** begin DATA FOR THE TASK **
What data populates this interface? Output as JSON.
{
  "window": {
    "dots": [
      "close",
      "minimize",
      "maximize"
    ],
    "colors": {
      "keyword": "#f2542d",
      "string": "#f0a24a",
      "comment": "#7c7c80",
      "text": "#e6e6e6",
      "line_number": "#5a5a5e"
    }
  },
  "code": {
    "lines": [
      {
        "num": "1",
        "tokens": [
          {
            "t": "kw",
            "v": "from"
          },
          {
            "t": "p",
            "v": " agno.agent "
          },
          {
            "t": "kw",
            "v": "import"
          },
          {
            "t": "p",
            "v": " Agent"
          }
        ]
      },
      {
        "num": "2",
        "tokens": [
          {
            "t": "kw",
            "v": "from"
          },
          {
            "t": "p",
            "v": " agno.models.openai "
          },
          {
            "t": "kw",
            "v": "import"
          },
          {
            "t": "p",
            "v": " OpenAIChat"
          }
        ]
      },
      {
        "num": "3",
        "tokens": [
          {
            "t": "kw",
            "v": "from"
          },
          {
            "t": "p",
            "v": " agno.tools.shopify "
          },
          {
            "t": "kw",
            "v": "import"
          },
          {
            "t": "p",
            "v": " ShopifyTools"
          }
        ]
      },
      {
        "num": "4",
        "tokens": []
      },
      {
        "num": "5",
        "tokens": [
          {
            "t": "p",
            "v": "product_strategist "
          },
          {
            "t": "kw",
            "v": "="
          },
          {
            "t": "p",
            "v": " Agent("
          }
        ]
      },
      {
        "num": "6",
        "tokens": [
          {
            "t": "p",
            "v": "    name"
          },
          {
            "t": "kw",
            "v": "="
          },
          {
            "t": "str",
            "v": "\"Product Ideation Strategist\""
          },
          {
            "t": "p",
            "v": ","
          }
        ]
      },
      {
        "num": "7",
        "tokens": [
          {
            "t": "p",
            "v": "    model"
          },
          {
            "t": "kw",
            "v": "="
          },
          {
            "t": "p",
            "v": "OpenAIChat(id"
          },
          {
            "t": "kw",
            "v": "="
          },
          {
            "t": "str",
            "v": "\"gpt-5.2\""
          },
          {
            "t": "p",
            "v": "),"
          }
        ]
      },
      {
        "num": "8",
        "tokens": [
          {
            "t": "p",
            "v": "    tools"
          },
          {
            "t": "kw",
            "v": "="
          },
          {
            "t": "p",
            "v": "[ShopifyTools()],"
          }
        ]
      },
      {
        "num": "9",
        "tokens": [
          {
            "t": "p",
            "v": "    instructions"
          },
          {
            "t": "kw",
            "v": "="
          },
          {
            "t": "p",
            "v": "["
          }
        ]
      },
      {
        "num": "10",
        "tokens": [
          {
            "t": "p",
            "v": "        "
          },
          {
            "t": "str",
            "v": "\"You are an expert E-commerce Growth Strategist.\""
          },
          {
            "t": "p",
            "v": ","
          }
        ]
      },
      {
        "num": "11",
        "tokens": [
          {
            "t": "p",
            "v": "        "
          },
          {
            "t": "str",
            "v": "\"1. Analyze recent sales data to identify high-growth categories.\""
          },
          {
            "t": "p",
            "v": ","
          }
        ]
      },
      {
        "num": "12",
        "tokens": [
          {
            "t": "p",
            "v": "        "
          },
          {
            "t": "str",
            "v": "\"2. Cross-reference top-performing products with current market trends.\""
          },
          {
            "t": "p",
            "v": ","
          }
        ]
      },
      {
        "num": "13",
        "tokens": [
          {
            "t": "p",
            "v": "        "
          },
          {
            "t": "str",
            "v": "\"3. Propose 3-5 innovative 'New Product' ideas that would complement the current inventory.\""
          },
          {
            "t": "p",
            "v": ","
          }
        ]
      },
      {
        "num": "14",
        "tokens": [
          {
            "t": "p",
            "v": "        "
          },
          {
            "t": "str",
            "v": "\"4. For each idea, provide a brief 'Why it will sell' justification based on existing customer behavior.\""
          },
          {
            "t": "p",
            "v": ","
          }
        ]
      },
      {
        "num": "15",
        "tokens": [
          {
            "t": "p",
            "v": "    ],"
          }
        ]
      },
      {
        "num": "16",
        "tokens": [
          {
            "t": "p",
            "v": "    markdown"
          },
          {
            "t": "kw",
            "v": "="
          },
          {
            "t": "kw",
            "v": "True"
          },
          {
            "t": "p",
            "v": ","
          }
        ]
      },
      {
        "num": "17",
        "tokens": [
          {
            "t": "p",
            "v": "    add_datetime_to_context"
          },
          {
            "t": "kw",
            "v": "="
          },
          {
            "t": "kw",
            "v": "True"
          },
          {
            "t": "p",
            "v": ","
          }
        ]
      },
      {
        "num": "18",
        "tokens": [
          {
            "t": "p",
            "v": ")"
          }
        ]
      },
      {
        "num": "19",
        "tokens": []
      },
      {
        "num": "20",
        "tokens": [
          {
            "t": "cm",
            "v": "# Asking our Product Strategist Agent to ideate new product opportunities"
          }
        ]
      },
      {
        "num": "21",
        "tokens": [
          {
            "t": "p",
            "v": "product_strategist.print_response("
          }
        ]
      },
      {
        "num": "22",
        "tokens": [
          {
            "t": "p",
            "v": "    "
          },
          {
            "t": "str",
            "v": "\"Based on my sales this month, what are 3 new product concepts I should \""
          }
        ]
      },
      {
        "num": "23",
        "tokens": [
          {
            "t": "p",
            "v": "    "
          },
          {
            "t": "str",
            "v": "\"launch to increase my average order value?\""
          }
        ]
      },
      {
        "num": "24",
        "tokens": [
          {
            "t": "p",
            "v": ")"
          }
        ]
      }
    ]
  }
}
** end DATA FOR THE TASK **
EXERCISE :: Repeat the listing in full, keeping every line exactly as it is.

FULL ANSWER ::
What data populates this interface? Output as JSON.
{
  "window": {
    "dots": [
      "close",
      "minimize",
      "maximize"
    ],
    "colors": {
      "keyword": "#f2542d",
      "string": "#f0a24a",
      "comment": "#7c7c80",
      "text": "#e6e6e6",
      "line_number": "#5a5a5e"
    }
  },
  "code": {
    "lines": [
      {
        "num": "1",
        "tokens": [
          {
            "t": "kw",
            "v": "from"
          },
          {
            "t": "p",
            "v": " agno.agent "
          },
          {
            "t": "kw",
            "v": "import"
          },
          {
            "t": "p",
            "v": " Agent"
          }
        ]
      },
      {
        "num": "2",
        "tokens": [
          {
            "t": "kw",
            "v": "from"
          },
          {
            "t": "p",
            "v": " agno.models.openai "
          },
          {
            "t": "kw",
            "v": "import"
          },
          {
            "t": "p",
            "v": " OpenAIChat"
          }
        ]
      },
      {
        "num": "3",
        "tokens": [
          {
            "t": "kw",
            "v": "from"
          },
          {
            "t": "p",
            "v": " agno.tools.shopify "
          },
          {
            "t": "kw",
            "v": "import"
          },
          {
            "t": "p",
            "v": " ShopifyTools"
          }
        ]
      },
      {
        "num": "4",
        "tokens": []
      },
      {
        "num": "5",
        "tokens": [
          {
            "t": "p",
            "v": "product_strategist "
          },
          {
            "t": "kw",
            "v": "="
          },
          {
            "t": "p",
            "v": " Agent("
          }
        ]
      },
      {
        "num": "6",
        "tokens": [
          {
            "t": "p",
            "v": "    name"
          },
          {
            "t": "kw",
            "v": "="
          },
          {
            "t": "str",
            "v": "\"Product Ideation Strategist\""
          },
          {
            "t": "p",
            "v": ","
          }
        ]
      },
      {
        "num": "7",
        "tokens": [
          {
            "t": "p",
            "v": "    model"
          },
          {
            "t": "kw",
            "v": "="
          },
          {
            "t": "p",
            "v": "OpenAIChat(id"
          },
          {
            "t": "kw",
            "v": "="
          },
          {
            "t": "str",
            "v": "\"gpt-5.2\""
          },
          {
            "t": "p",
            "v": "),"
          }
        ]
      },
      {
        "num": "8",
        "tokens": [
          {
            "t": "p",
            "v": "    tools"
          },
          {
            "t": "kw",
            "v": "="
          },
          {
            "t": "p",
            "v": "[ShopifyTools()],"
          }
        ]
      },
      {
        "num": "9",
        "tokens": [
          {
            "t": "p",
            "v": "    instructions"
          },
          {
            "t": "kw",
            "v": "="
          },
          {
            "t": "p",
            "v": "["
          }
        ]
      },
      {
        "num": "10",
        "tokens": [
          {
            "t": "p",
            "v": "        "
          },
          {
            "t": "str",
            "v": "\"You are an expert E-commerce Growth Strategist.\""
          },
          {
            "t": "p",
            "v": ","
          }
        ]
      },
      {
        "num": "11",
        "tokens": [
          {
            "t": "p",
            "v": "        "
          },
          {
            "t": "str",
            "v": "\"1. Analyze recent sales data to identify high-growth categories.\""
          },
          {
            "t": "p",
            "v": ","
          }
        ]
      },
      {
        "num": "12",
        "tokens": [
          {
            "t": "p",
            "v": "        "
          },
          {
            "t": "str",
            "v": "\"2. Cross-reference top-performing products with current market trends.\""
          },
          {
            "t": "p",
            "v": ","
          }
        ]
      },
      {
        "num": "13",
        "tokens": [
          {
            "t": "p",
            "v": "        "
          },
          {
            "t": "str",
            "v": "\"3. Propose 3-5 innovative 'New Product' ideas that would complement the current inventory.\""
          },
          {
            "t": "p",
            "v": ","
          }
        ]
      },
      {
        "num": "14",
        "tokens": [
          {
            "t": "p",
            "v": "        "
          },
          {
            "t": "str",
            "v": "\"4. For each idea, provide a brief 'Why it will sell' justification based on existing customer behavior.\""
          },
          {
            "t": "p",
            "v": ","
          }
        ]
      },
      {
        "num": "15",
        "tokens": [
          {
            "t": "p",
            "v": "    ],"
          }
        ]
      },
      {
        "num": "16",
        "tokens": [
          {
            "t": "p",
            "v": "    markdown"
          },
          {
            "t": "kw",
            "v": "="
          },
          {
            "t": "kw",
            "v": "True"
          },
          {
            "t": "p",
            "v": ","
          }
        ]
      },
      {
        "num": "17",
        "tokens": [
          {
            "t": "p",
            "v": "    add_datetime_to_context"
          },
          {
            "t": "kw",
            "v": "="
          },
          {
            "t": "kw",
            "v": "True"
          },
          {
            "t": "p",
            "v": ","
          }
        ]
      },
      {
        "num": "18",
        "tokens": [
          {
            "t": "p",
            "v": ")"
          }
        ]
      },
      {
        "num": "19",
        "tokens": []
      },
      {
        "num": "20",
        "tokens": [
          {
            "t": "cm",
            "v": "# Asking our Product Strategist Agent to ideate new product opportunities"
          }
        ]
      },
      {
        "num": "21",
        "tokens": [
          {
            "t": "p",
            "v": "product_strategist.print_response("
          }
        ]
      },
      {
        "num": "22",
        "tokens": [
          {
            "t": "p",
            "v": "    "
          },
          {
            "t": "str",
            "v": "\"Based on my sales this month, what are 3 new product concepts I should \""
          }
        ]
      },
      {
        "num": "23",
        "tokens": [
          {
            "t": "p",
            "v": "    "
          },
          {
            "t": "str",
            "v": "\"launch to increase my average order value?\""
          }
        ]
      },
      {
        "num": "24",
        "tokens": [
          {
            "t": "p",
            "v": ")"
          }
        ]
      }
    ]
  }
}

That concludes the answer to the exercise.